- [SHORT TASK]: Of all the lines in this data, how many include "from"? Respond with the number only.

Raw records
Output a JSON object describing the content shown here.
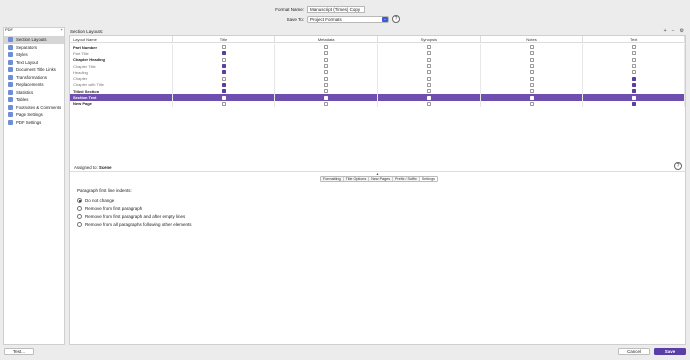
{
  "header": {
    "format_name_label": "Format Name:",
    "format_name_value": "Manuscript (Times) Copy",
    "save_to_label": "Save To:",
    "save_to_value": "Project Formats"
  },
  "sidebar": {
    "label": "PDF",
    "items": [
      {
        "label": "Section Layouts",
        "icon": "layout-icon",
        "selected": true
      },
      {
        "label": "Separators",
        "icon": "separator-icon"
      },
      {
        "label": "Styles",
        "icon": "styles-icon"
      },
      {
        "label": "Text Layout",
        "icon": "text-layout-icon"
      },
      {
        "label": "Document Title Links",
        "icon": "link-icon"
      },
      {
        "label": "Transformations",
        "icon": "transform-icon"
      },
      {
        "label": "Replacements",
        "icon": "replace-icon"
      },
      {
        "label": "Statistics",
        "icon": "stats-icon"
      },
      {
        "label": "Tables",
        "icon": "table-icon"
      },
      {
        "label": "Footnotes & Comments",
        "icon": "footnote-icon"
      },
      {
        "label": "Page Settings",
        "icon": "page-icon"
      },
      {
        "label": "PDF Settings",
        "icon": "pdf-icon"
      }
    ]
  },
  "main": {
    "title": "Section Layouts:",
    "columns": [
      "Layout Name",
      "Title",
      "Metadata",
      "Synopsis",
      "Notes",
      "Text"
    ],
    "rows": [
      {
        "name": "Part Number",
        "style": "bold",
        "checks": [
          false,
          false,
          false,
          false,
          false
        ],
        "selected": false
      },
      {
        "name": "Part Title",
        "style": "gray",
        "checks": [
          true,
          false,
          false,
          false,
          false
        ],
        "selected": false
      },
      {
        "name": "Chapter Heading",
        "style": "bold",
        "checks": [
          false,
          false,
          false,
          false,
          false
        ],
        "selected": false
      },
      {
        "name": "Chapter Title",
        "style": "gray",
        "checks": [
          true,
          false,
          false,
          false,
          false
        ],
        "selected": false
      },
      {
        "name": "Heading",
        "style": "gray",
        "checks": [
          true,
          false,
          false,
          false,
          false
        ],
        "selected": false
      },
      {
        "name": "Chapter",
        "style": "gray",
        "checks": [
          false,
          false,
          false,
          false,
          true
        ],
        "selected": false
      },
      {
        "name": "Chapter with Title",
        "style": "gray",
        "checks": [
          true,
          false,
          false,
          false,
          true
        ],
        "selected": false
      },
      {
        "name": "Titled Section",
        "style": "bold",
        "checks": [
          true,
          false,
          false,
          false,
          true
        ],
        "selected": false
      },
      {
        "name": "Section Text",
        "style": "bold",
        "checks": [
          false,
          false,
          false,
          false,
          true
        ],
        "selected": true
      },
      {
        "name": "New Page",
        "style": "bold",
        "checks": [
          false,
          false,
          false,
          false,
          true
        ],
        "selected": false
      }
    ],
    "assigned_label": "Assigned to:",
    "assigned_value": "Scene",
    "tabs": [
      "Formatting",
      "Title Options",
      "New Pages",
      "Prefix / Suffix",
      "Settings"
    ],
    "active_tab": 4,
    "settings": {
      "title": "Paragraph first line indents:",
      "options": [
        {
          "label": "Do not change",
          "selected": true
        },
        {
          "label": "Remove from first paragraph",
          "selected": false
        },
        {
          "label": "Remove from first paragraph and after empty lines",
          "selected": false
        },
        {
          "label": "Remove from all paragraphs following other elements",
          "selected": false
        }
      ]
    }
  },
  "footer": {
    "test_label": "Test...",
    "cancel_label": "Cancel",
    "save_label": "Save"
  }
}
* * *
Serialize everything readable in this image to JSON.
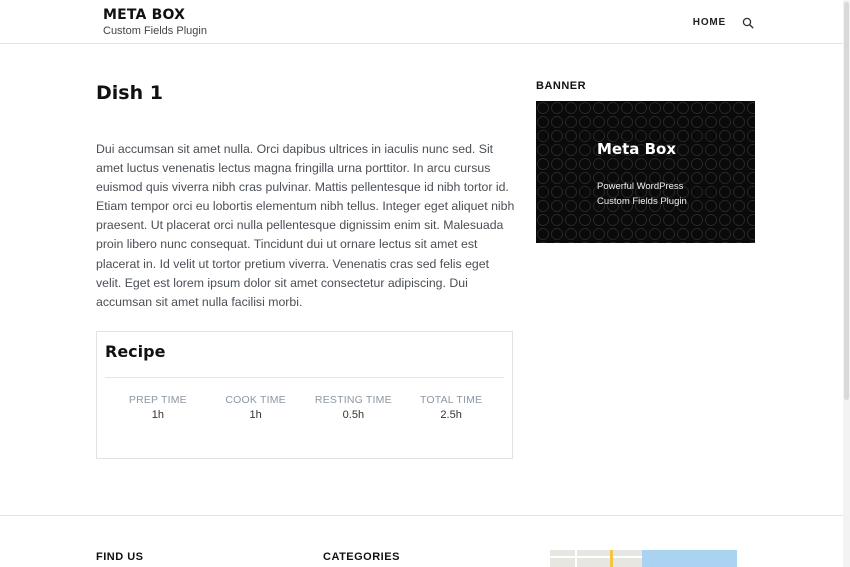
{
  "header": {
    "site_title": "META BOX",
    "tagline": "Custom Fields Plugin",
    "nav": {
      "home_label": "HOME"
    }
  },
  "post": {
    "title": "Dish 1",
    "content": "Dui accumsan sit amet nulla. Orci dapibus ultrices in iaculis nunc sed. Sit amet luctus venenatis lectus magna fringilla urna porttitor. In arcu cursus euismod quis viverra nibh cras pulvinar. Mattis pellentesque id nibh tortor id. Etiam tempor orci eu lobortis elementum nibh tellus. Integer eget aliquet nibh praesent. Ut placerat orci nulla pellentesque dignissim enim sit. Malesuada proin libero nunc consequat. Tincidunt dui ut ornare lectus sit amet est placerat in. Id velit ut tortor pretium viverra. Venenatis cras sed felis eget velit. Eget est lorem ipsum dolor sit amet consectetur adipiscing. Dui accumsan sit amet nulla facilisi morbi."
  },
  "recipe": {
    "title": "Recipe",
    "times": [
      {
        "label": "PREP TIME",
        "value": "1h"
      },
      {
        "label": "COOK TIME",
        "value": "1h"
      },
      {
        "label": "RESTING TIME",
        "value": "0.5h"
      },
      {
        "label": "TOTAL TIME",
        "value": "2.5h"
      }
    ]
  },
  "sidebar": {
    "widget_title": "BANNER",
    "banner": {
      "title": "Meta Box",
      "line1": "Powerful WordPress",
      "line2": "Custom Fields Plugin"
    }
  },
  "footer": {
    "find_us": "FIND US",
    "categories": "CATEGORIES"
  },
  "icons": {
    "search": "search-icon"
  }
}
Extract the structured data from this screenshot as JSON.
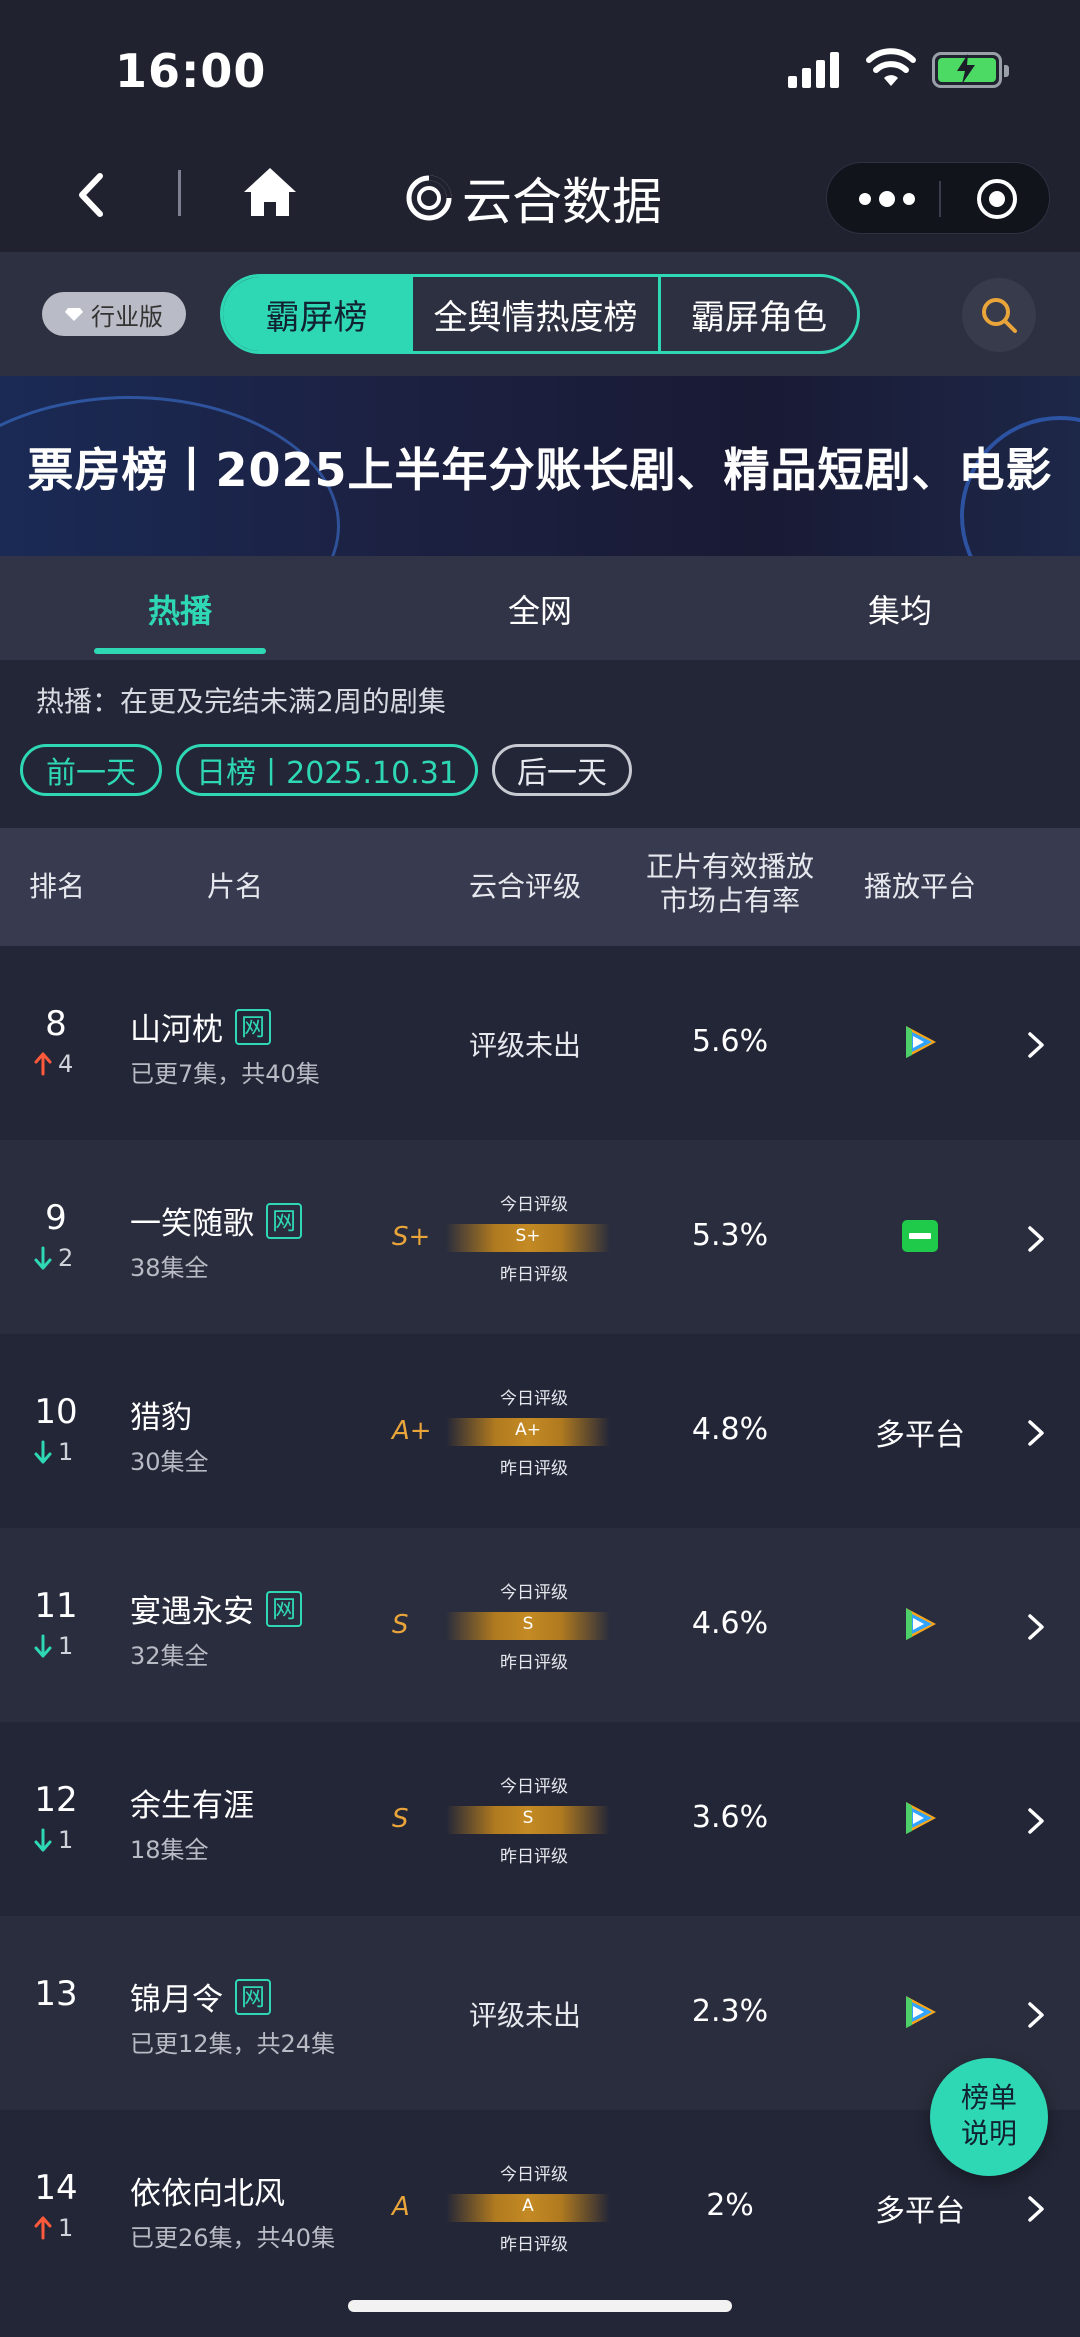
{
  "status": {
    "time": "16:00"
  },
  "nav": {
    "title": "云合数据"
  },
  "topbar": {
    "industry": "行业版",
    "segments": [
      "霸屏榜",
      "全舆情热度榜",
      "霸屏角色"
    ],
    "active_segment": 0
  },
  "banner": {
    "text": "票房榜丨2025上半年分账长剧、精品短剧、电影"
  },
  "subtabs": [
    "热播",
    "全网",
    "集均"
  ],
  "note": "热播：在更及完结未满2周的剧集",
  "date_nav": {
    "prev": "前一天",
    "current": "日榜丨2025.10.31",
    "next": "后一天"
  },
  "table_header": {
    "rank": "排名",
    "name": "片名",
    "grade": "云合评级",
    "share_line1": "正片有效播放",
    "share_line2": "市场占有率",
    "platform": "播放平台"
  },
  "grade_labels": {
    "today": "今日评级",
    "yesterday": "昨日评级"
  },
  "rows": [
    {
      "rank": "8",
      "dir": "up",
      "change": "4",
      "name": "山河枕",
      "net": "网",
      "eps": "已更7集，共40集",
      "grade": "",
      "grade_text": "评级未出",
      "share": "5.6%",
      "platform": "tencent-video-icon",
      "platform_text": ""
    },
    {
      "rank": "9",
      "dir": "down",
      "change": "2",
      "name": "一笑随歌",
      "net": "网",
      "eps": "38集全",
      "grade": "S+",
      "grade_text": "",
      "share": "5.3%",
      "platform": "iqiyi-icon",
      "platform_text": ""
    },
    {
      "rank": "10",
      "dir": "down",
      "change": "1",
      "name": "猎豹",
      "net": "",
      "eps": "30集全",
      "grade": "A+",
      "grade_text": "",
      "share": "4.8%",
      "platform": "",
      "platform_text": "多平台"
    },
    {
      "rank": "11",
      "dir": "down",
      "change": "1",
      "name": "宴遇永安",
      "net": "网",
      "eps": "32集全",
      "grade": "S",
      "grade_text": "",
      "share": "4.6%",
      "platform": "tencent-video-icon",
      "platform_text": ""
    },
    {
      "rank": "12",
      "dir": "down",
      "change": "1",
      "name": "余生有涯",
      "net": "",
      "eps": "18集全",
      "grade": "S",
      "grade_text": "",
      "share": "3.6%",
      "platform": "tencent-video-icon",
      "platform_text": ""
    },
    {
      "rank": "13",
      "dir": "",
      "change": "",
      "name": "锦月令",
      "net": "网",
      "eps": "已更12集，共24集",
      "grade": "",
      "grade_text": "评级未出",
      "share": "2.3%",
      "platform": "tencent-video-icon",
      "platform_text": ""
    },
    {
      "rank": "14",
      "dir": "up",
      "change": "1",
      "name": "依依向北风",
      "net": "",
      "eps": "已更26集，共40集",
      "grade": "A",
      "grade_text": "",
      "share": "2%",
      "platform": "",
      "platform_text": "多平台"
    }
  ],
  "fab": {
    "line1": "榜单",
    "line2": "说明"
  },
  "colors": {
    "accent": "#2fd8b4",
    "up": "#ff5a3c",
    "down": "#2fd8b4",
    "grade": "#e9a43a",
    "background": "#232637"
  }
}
* * *
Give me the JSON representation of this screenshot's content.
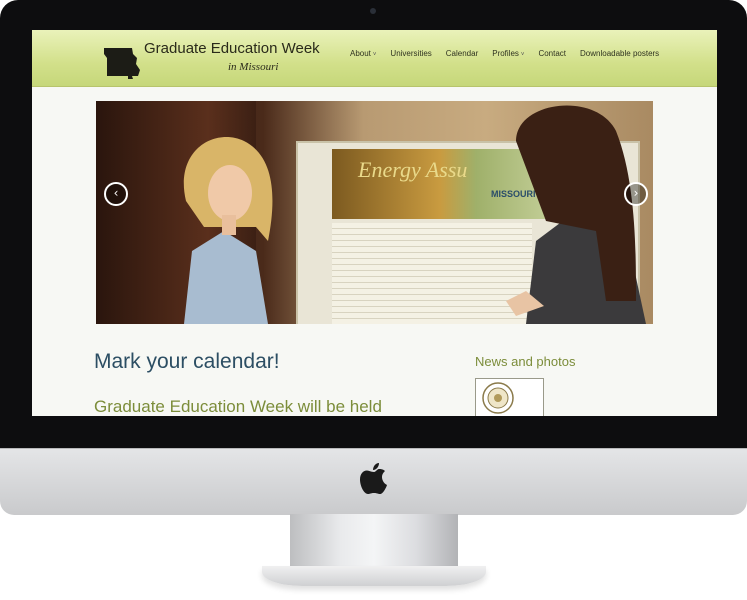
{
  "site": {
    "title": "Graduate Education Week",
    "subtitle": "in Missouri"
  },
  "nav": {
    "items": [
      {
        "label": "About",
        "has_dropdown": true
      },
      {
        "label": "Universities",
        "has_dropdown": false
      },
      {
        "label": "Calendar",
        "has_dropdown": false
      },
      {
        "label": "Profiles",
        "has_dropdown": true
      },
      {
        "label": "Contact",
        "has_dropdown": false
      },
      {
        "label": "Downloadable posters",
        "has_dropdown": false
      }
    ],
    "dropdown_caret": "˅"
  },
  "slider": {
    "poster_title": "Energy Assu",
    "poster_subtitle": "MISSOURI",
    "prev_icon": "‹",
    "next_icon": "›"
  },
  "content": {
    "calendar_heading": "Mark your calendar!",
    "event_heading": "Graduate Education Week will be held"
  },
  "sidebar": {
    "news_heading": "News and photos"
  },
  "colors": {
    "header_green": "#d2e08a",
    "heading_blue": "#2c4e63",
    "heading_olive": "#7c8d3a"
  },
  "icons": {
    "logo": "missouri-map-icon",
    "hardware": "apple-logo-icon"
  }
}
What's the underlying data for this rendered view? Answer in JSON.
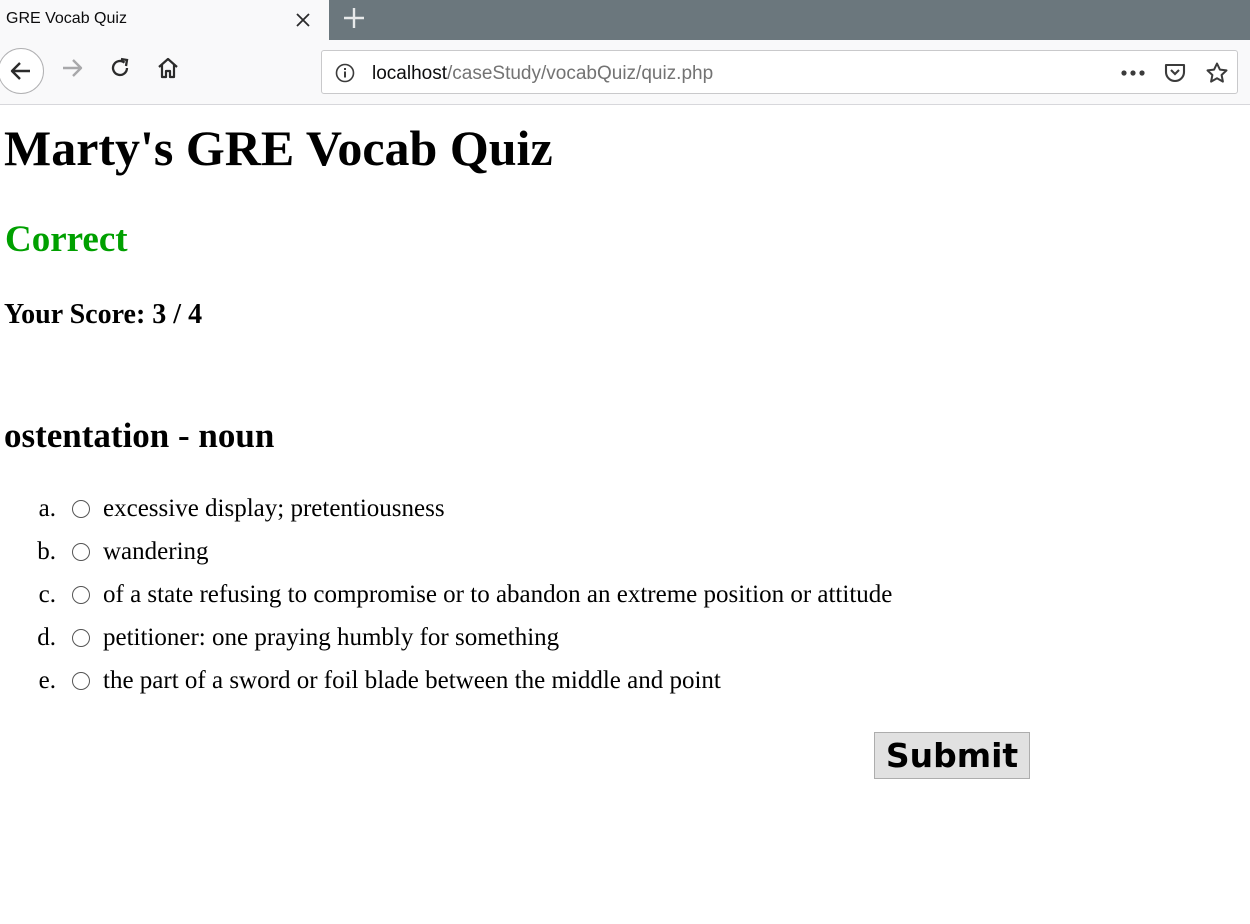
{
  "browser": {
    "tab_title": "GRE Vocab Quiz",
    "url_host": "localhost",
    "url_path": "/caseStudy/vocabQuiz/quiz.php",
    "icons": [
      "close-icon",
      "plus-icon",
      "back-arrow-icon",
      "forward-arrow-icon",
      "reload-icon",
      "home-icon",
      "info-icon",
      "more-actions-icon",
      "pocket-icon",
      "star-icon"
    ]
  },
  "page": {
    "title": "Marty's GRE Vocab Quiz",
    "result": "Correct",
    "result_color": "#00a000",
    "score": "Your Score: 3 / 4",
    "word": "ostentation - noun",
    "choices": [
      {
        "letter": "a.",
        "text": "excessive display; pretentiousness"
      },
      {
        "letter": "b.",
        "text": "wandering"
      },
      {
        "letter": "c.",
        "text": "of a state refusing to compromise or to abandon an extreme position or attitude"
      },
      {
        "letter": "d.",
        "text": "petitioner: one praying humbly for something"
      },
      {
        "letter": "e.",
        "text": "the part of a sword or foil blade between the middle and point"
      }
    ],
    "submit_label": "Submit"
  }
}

- [WRITTEN SOLUTION]: 4